● **Your goal**
Wherever the word "Land" turns up in a line of the entries, copy that line.

● **Exercise materials**
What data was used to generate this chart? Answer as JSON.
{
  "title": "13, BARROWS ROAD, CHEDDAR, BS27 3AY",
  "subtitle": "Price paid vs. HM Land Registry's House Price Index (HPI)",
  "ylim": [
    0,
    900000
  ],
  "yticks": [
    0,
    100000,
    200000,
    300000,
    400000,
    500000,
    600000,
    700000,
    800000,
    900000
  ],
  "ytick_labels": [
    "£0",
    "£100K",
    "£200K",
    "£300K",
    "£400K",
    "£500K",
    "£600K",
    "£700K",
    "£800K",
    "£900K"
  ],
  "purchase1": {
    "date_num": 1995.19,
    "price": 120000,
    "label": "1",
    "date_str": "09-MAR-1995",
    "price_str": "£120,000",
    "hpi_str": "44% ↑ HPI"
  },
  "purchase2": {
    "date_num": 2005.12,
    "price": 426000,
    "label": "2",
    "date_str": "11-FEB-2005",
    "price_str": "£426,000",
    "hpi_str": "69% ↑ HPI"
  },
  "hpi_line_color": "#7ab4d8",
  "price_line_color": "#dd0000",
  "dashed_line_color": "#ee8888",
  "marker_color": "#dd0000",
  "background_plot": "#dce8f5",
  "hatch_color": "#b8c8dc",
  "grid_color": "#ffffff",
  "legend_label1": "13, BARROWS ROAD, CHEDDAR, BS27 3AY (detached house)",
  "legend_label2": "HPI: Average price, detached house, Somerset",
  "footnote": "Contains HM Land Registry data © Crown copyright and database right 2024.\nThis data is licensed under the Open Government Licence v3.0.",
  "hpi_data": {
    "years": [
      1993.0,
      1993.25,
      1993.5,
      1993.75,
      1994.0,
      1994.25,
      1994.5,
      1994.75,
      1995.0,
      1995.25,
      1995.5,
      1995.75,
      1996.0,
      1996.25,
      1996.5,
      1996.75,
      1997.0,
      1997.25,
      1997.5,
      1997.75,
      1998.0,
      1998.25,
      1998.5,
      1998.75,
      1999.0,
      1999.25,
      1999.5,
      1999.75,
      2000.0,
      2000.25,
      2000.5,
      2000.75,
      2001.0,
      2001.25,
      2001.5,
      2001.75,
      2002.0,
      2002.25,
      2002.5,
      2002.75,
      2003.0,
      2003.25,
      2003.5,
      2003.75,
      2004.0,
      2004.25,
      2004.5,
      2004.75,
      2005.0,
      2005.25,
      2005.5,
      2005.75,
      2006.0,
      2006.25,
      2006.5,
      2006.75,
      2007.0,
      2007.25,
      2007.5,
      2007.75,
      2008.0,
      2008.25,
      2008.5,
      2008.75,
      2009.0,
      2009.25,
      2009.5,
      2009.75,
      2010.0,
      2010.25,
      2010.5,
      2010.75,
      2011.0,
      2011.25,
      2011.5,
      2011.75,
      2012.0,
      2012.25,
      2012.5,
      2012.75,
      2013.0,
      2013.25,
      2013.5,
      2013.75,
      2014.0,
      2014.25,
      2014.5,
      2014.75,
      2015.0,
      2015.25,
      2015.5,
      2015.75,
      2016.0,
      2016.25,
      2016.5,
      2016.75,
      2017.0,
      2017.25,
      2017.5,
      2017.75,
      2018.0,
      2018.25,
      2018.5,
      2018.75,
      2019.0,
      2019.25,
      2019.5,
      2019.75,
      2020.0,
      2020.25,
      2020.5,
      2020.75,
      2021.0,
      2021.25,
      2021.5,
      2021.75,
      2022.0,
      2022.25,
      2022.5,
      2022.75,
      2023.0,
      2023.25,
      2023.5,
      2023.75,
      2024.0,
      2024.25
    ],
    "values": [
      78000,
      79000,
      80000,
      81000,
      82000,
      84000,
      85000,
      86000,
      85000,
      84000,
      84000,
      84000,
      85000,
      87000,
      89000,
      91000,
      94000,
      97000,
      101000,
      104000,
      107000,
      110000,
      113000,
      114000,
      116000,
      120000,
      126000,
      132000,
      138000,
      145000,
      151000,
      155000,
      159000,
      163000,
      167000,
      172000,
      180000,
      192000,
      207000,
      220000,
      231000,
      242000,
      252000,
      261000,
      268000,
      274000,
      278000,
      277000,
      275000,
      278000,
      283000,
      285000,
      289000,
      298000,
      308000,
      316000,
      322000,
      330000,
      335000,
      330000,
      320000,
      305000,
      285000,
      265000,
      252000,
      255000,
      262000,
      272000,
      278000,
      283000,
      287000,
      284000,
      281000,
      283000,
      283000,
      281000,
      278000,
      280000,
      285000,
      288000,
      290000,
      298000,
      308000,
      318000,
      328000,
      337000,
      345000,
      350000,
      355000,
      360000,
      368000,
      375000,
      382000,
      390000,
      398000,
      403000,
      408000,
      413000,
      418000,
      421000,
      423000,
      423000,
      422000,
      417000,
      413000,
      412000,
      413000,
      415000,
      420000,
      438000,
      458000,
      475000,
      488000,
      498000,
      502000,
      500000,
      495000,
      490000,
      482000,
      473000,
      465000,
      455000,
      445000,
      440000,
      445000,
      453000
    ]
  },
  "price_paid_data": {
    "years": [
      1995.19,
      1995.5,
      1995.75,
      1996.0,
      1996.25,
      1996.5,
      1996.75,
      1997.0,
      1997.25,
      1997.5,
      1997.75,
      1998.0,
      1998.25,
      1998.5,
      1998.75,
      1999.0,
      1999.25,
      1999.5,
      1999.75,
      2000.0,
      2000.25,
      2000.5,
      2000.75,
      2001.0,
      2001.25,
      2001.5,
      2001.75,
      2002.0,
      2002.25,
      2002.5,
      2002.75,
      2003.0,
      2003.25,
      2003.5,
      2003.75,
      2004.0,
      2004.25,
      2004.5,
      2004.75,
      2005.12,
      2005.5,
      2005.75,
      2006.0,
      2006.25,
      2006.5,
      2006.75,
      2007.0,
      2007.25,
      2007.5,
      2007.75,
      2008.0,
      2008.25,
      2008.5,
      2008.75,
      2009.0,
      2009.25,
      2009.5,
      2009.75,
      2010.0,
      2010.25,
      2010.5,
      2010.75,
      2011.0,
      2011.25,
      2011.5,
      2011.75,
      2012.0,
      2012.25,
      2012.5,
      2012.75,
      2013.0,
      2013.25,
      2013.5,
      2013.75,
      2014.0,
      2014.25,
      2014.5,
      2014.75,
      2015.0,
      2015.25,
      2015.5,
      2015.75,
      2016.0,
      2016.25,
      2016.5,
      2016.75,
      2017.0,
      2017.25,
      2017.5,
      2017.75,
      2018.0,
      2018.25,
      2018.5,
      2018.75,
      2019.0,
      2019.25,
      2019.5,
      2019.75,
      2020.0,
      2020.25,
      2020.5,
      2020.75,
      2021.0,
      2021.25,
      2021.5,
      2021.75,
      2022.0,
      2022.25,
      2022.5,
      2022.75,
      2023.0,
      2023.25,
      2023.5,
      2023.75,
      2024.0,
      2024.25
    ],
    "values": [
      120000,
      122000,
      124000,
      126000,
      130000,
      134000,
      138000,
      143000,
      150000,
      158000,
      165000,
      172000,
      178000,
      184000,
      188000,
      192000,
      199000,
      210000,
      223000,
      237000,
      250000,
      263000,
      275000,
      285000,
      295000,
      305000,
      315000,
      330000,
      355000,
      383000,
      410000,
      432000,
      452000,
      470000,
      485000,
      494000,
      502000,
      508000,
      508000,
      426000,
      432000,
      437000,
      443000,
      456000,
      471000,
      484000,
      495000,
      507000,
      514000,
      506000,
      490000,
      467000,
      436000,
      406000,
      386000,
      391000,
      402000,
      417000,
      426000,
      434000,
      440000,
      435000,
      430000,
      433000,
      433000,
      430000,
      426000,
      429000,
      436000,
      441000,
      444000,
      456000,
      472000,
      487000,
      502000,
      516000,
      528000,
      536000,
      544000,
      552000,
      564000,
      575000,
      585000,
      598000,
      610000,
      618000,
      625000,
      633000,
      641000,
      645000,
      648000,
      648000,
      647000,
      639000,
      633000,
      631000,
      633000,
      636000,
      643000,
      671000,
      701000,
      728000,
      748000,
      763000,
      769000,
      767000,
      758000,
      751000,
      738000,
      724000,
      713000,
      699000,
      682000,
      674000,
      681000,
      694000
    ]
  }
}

● **Written answer**
  "subtitle": "Price paid vs. HM Land Registry's House Price Index (HPI)",
  "footnote": "Contains HM Land Registry data © Crown copyright and database right 2024.\nThis data is licensed under the Open Government Licence v3.0.",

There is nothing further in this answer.